AIM: Scan the material and copy every line in which "name" appears.

## start

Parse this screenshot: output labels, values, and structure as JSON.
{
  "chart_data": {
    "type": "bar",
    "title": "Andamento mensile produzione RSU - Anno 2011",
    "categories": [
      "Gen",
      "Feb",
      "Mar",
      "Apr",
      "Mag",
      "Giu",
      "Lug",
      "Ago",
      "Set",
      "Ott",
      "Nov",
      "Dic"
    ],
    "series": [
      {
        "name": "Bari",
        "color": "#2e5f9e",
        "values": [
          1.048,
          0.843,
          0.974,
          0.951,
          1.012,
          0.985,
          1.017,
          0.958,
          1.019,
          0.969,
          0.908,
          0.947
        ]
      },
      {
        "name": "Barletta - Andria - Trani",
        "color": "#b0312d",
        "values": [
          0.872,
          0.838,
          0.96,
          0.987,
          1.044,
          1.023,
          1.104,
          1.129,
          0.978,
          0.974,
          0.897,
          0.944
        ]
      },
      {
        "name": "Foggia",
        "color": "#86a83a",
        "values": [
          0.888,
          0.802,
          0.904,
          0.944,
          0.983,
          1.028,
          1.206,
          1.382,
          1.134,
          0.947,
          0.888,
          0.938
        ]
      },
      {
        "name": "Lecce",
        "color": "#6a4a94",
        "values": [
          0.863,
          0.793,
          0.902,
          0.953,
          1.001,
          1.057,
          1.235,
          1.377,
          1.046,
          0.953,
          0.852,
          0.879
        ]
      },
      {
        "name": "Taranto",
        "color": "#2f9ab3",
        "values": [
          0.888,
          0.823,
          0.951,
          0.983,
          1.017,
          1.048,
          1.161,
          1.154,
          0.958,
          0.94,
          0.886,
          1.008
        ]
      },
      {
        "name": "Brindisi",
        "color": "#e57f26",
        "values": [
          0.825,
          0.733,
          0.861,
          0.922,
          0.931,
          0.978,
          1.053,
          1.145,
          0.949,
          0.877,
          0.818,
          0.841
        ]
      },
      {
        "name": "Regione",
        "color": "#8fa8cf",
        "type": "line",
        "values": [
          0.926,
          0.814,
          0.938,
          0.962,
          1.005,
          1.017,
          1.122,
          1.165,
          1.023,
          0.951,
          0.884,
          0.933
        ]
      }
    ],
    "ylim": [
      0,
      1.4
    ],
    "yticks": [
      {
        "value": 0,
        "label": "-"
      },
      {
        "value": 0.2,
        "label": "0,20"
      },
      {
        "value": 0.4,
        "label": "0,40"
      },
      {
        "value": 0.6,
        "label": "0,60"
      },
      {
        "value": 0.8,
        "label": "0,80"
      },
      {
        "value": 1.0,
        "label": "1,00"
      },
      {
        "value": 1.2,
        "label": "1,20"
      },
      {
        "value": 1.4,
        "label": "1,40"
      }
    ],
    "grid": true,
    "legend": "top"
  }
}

## end

THE ANSWER:
        "name": "Bari",
        "name": "Barletta - Andria - Trani",
        "name": "Foggia",
        "name": "Lecce",
        "name": "Taranto",
        "name": "Brindisi",
        "name": "Regione",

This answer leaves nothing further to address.